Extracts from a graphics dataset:
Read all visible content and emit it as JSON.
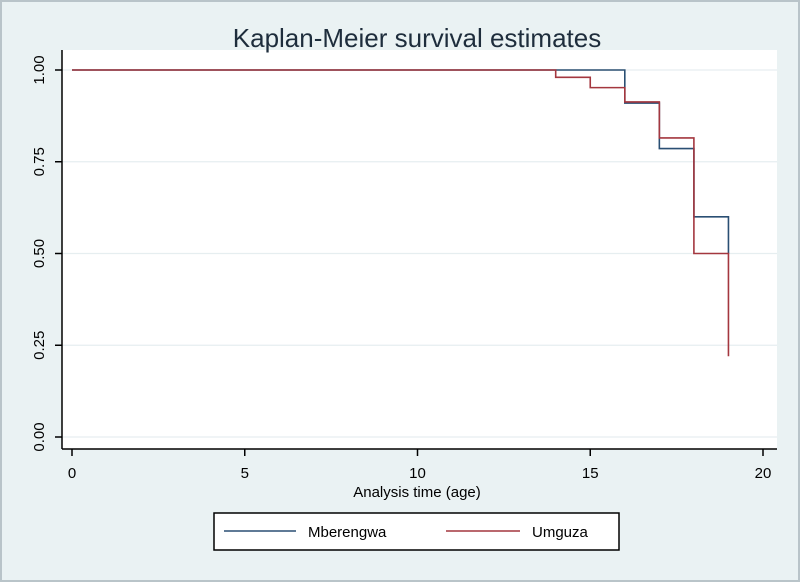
{
  "chart_data": {
    "type": "line",
    "title": "Kaplan-Meier survival estimates",
    "xlabel": "Analysis time (age)",
    "ylabel": "",
    "xlim": [
      0,
      20
    ],
    "ylim": [
      0,
      1
    ],
    "x_ticks": [
      "0",
      "5",
      "10",
      "15",
      "20"
    ],
    "x_tick_values": [
      0,
      5,
      10,
      15,
      20
    ],
    "y_ticks": [
      "0.00",
      "0.25",
      "0.50",
      "0.75",
      "1.00"
    ],
    "y_tick_values": [
      0,
      0.25,
      0.5,
      0.75,
      1.0
    ],
    "grid": true,
    "legend_position": "bottom",
    "step": true,
    "series": [
      {
        "name": "Mberengwa",
        "color": "#2a4f73",
        "x": [
          0,
          16,
          17,
          18,
          19
        ],
        "y": [
          1.0,
          0.91,
          0.786,
          0.6,
          0.5
        ],
        "x_end": 19
      },
      {
        "name": "Umguza",
        "color": "#a4373f",
        "x": [
          0,
          14,
          15,
          16,
          17,
          18,
          19
        ],
        "y": [
          1.0,
          0.98,
          0.952,
          0.913,
          0.815,
          0.5,
          0.22
        ],
        "x_end": 19
      }
    ]
  }
}
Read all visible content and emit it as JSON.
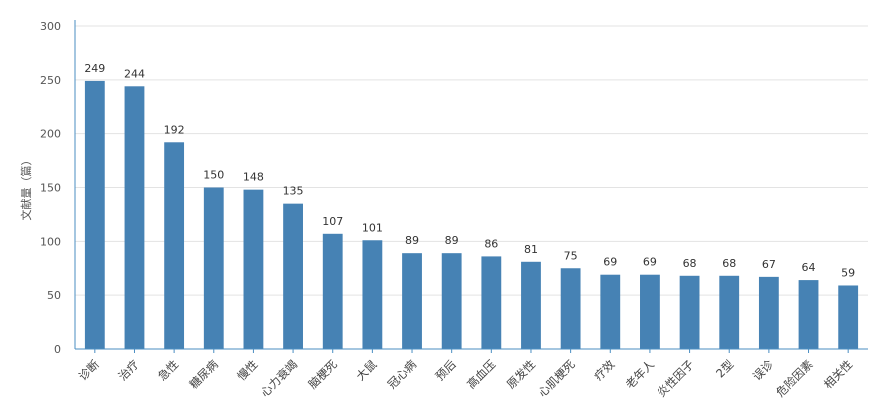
{
  "chart_data": {
    "type": "bar",
    "title": "",
    "xlabel": "",
    "ylabel": "文献量（篇）",
    "ylim": [
      0,
      300
    ],
    "yticks": [
      0,
      50,
      100,
      150,
      200,
      250,
      300
    ],
    "grid": true,
    "legend": "none",
    "bar_color": "#4682b4",
    "categories": [
      "诊断",
      "治疗",
      "急性",
      "糖尿病",
      "慢性",
      "心力衰竭",
      "脑梗死",
      "大鼠",
      "冠心病",
      "预后",
      "高血压",
      "原发性",
      "心肌梗死",
      "疗效",
      "老年人",
      "炎性因子",
      "2型",
      "误诊",
      "危险因素",
      "相关性"
    ],
    "values": [
      249,
      244,
      192,
      150,
      148,
      135,
      107,
      101,
      89,
      89,
      86,
      81,
      75,
      69,
      69,
      68,
      68,
      67,
      64,
      59
    ]
  }
}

#### Set task:
Each line above is to be copied verbatim. Drop any image from the copy.

#### The response:
Read all visible content and emit it as JSON.
{
  "chart_data": {
    "type": "line",
    "title": "Kaplan-Meier survival estimates",
    "xlabel": "Analysis time (age)",
    "ylabel": "",
    "xlim": [
      0,
      20
    ],
    "ylim": [
      0,
      1
    ],
    "x_ticks": [
      "0",
      "5",
      "10",
      "15",
      "20"
    ],
    "x_tick_values": [
      0,
      5,
      10,
      15,
      20
    ],
    "y_ticks": [
      "0.00",
      "0.25",
      "0.50",
      "0.75",
      "1.00"
    ],
    "y_tick_values": [
      0,
      0.25,
      0.5,
      0.75,
      1.0
    ],
    "grid": true,
    "legend_position": "bottom",
    "step": true,
    "series": [
      {
        "name": "Mberengwa",
        "color": "#2a4f73",
        "x": [
          0,
          16,
          17,
          18,
          19
        ],
        "y": [
          1.0,
          0.91,
          0.786,
          0.6,
          0.5
        ],
        "x_end": 19
      },
      {
        "name": "Umguza",
        "color": "#a4373f",
        "x": [
          0,
          14,
          15,
          16,
          17,
          18,
          19
        ],
        "y": [
          1.0,
          0.98,
          0.952,
          0.913,
          0.815,
          0.5,
          0.22
        ],
        "x_end": 19
      }
    ]
  }
}
Read all visible content and emit it as JSON.
{
  "chart_data": {
    "type": "bar",
    "title": "",
    "xlabel": "",
    "ylabel": "文献量（篇）",
    "ylim": [
      0,
      300
    ],
    "yticks": [
      0,
      50,
      100,
      150,
      200,
      250,
      300
    ],
    "grid": true,
    "legend": "none",
    "bar_color": "#4682b4",
    "categories": [
      "诊断",
      "治疗",
      "急性",
      "糖尿病",
      "慢性",
      "心力衰竭",
      "脑梗死",
      "大鼠",
      "冠心病",
      "预后",
      "高血压",
      "原发性",
      "心肌梗死",
      "疗效",
      "老年人",
      "炎性因子",
      "2型",
      "误诊",
      "危险因素",
      "相关性"
    ],
    "values": [
      249,
      244,
      192,
      150,
      148,
      135,
      107,
      101,
      89,
      89,
      86,
      81,
      75,
      69,
      69,
      68,
      68,
      67,
      64,
      59
    ]
  }
}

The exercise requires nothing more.